OBJECTIVE: Print the following records line for line, with no changes.

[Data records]

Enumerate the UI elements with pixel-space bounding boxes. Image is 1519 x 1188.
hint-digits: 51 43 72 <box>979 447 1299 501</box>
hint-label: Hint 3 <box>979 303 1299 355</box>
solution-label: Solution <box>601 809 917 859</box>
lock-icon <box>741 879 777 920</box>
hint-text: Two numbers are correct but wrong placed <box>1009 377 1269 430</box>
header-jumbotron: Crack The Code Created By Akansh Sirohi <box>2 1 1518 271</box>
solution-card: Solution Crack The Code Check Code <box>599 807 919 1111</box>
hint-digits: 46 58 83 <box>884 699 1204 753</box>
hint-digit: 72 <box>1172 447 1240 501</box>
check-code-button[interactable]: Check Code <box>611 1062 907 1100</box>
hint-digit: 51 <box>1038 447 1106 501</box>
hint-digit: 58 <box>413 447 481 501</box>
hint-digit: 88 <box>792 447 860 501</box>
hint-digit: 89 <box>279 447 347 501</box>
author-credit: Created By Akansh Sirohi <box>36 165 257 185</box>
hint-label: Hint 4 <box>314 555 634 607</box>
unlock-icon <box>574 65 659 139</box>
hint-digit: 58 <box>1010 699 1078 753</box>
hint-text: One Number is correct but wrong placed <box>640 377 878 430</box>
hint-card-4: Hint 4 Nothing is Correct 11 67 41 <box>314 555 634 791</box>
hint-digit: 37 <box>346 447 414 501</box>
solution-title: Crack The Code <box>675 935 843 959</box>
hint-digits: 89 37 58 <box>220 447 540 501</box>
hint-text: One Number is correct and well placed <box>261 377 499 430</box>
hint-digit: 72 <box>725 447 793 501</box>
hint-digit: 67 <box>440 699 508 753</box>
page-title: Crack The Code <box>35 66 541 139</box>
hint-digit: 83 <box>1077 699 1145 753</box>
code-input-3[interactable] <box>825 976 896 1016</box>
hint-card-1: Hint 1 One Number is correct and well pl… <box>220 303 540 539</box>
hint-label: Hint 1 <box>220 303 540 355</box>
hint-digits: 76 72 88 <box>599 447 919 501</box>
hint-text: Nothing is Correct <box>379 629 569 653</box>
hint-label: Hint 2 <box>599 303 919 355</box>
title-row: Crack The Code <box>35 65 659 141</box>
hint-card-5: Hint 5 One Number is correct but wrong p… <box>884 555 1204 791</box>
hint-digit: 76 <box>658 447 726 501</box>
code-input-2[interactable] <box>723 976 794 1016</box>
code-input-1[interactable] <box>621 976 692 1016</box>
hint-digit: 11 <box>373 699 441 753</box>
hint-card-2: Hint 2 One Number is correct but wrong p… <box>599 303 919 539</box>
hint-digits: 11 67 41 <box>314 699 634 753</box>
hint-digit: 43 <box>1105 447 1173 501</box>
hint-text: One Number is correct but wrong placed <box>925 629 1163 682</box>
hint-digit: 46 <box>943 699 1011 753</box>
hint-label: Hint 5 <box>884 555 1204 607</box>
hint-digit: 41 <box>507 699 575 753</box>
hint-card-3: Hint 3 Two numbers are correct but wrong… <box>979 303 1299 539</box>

EXPECTED ANSWER:
Enumerate the UI elements with pixel-space bounding boxes. Image is 1519 x 1188.
hint-digits: 51 43 72 <box>979 447 1299 501</box>
hint-label: Hint 3 <box>979 303 1299 355</box>
solution-label: Solution <box>601 809 917 859</box>
lock-icon <box>741 879 777 920</box>
hint-text: Two numbers are correct but wrong placed <box>1009 377 1269 430</box>
header-jumbotron: Crack The Code Created By Akansh Sirohi <box>2 1 1518 271</box>
solution-card: Solution Crack The Code Check Code <box>599 807 919 1111</box>
hint-digits: 46 58 83 <box>884 699 1204 753</box>
hint-digit: 72 <box>1172 447 1240 501</box>
check-code-button[interactable]: Check Code <box>611 1062 907 1100</box>
hint-digit: 51 <box>1038 447 1106 501</box>
hint-digit: 58 <box>413 447 481 501</box>
hint-digit: 88 <box>792 447 860 501</box>
hint-digit: 89 <box>279 447 347 501</box>
author-credit: Created By Akansh Sirohi <box>36 165 257 185</box>
hint-label: Hint 4 <box>314 555 634 607</box>
unlock-icon <box>574 65 659 139</box>
hint-digit: 58 <box>1010 699 1078 753</box>
hint-text: One Number is correct but wrong placed <box>640 377 878 430</box>
hint-card-4: Hint 4 Nothing is Correct 11 67 41 <box>314 555 634 791</box>
hint-digit: 37 <box>346 447 414 501</box>
solution-title: Crack The Code <box>675 935 843 959</box>
hint-digits: 89 37 58 <box>220 447 540 501</box>
hint-text: One Number is correct and well placed <box>261 377 499 430</box>
hint-digit: 72 <box>725 447 793 501</box>
hint-digit: 67 <box>440 699 508 753</box>
page-title: Crack The Code <box>35 66 541 139</box>
hint-digit: 83 <box>1077 699 1145 753</box>
code-input-3[interactable] <box>825 976 896 1016</box>
hint-card-1: Hint 1 One Number is correct and well pl… <box>220 303 540 539</box>
hint-label: Hint 1 <box>220 303 540 355</box>
hint-digits: 76 72 88 <box>599 447 919 501</box>
hint-text: Nothing is Correct <box>379 629 569 653</box>
hint-label: Hint 2 <box>599 303 919 355</box>
title-row: Crack The Code <box>35 65 659 141</box>
hint-card-5: Hint 5 One Number is correct but wrong p… <box>884 555 1204 791</box>
hint-digit: 76 <box>658 447 726 501</box>
code-input-2[interactable] <box>723 976 794 1016</box>
code-input-1[interactable] <box>621 976 692 1016</box>
hint-digit: 11 <box>373 699 441 753</box>
hint-card-2: Hint 2 One Number is correct but wrong p… <box>599 303 919 539</box>
hint-digits: 11 67 41 <box>314 699 634 753</box>
hint-digit: 43 <box>1105 447 1173 501</box>
hint-text: One Number is correct but wrong placed <box>925 629 1163 682</box>
hint-digit: 46 <box>943 699 1011 753</box>
hint-label: Hint 5 <box>884 555 1204 607</box>
hint-digit: 41 <box>507 699 575 753</box>
hint-card-3: Hint 3 Two numbers are correct but wrong… <box>979 303 1299 539</box>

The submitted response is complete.